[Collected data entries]
◇ ◇ ◇ ◇ ◇

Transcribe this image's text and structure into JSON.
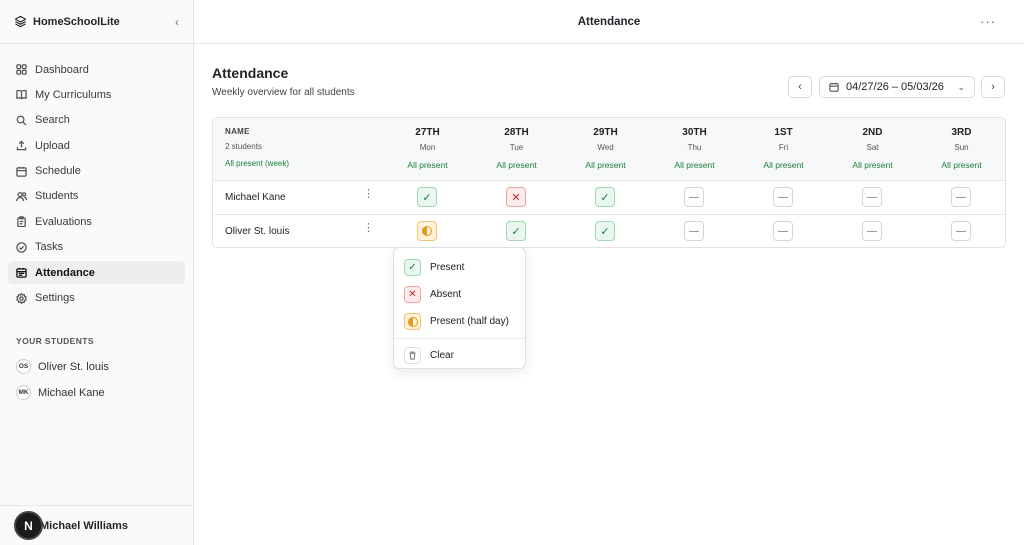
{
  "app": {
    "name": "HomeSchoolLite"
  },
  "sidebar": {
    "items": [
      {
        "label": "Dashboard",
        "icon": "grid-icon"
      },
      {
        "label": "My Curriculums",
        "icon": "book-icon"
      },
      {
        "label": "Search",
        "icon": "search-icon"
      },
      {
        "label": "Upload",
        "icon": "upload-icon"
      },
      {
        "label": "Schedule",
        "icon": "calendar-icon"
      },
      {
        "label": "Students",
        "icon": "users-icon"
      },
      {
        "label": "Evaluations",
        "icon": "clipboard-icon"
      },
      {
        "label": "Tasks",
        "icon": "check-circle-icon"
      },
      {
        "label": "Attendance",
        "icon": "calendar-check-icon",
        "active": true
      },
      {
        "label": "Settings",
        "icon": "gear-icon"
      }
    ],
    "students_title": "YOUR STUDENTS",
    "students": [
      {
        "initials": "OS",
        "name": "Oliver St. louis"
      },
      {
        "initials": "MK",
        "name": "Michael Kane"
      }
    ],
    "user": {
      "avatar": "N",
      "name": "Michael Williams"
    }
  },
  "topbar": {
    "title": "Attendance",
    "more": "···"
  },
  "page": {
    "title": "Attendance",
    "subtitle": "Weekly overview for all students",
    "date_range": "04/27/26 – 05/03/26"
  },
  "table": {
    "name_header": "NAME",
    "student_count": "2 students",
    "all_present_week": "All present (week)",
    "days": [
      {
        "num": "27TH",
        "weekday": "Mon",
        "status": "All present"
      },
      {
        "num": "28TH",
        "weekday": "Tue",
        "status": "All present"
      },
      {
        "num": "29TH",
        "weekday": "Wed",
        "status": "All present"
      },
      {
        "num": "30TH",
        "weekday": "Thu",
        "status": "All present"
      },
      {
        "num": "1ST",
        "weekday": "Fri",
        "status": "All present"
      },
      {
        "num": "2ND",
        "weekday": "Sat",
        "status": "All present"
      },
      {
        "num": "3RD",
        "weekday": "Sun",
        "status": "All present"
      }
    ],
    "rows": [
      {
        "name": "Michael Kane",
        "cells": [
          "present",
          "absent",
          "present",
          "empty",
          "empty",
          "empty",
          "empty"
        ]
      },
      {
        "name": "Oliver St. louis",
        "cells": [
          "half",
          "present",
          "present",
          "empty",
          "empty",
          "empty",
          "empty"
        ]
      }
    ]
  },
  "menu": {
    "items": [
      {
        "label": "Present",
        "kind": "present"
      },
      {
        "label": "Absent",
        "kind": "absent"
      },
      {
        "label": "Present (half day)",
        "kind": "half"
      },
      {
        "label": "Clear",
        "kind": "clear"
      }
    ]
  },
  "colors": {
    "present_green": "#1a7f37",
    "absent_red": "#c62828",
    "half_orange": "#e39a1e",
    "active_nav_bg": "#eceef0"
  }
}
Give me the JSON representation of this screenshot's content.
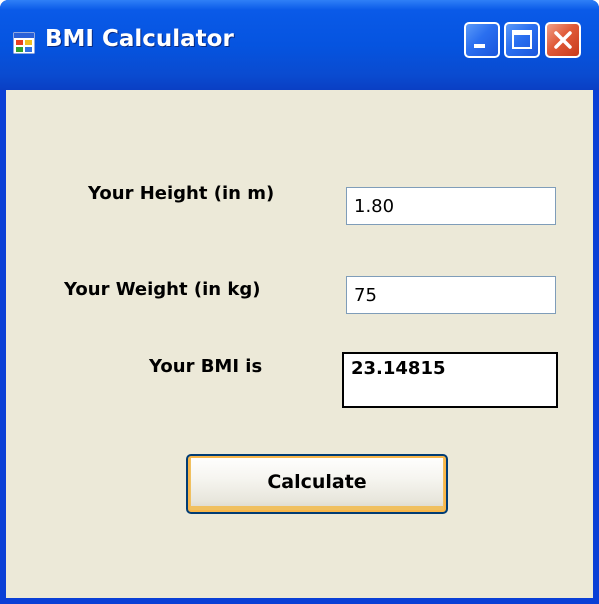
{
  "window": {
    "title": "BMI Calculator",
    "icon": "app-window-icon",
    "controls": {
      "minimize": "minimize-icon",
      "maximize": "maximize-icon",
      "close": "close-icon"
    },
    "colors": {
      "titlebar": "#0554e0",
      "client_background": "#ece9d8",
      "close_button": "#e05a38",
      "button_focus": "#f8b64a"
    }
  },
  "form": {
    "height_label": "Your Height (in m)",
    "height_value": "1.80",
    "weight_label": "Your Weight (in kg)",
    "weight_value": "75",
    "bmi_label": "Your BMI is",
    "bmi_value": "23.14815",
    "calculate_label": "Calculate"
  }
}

◇ ◇ ◇ ◇ ◇

▶ [Written exercise]: Determine how many lines of the data contain the word "calendar", and reply with that number only.

▶ [Response to this exercise]: 2